--- Start Records for the exercise ---

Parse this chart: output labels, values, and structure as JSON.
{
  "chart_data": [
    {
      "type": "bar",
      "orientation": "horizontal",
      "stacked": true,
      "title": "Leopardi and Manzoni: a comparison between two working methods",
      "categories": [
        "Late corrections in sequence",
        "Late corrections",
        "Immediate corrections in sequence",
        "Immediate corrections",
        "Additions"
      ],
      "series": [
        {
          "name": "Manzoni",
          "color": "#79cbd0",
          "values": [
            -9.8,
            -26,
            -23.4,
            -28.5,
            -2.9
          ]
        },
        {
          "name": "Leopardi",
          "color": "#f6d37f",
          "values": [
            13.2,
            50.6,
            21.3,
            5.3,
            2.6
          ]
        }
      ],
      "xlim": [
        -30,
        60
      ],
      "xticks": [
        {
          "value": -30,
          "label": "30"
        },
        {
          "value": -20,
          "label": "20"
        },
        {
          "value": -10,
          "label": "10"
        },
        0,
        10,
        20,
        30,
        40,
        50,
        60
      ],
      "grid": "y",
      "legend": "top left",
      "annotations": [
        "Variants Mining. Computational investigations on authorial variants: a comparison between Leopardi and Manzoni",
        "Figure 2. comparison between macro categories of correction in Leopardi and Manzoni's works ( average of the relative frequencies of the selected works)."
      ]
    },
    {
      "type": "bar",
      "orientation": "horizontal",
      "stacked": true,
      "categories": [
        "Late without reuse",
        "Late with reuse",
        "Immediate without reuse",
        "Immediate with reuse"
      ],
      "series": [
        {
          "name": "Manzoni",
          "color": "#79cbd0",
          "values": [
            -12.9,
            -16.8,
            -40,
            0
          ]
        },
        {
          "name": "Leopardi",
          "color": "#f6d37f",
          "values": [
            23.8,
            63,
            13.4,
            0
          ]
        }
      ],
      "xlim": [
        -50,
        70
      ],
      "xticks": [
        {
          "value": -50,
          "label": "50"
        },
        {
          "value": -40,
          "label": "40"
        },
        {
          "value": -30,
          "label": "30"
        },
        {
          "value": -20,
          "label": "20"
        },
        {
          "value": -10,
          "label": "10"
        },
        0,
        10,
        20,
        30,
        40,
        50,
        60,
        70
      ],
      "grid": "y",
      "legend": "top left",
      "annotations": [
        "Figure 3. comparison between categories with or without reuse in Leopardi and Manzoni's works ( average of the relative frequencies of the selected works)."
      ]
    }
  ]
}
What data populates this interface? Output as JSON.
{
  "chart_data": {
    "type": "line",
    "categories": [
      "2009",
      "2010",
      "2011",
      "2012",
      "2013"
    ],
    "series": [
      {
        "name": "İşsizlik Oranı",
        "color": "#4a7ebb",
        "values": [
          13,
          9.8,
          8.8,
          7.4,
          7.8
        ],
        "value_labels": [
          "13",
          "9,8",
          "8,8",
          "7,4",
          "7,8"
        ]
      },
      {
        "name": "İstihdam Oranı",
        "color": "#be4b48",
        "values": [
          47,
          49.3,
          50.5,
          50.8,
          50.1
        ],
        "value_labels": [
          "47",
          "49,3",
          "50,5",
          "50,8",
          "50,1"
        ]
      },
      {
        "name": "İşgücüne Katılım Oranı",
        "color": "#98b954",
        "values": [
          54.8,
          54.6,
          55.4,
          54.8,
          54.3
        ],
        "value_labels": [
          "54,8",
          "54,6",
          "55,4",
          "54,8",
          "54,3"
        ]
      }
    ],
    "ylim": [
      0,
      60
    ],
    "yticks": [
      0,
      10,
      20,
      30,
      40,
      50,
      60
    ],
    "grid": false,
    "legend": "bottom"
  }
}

--- End Records for the exercise ---

#### [Exercise task]
Give nothing but the number of lines containing the string "sequence".

#### [Complete answer]
2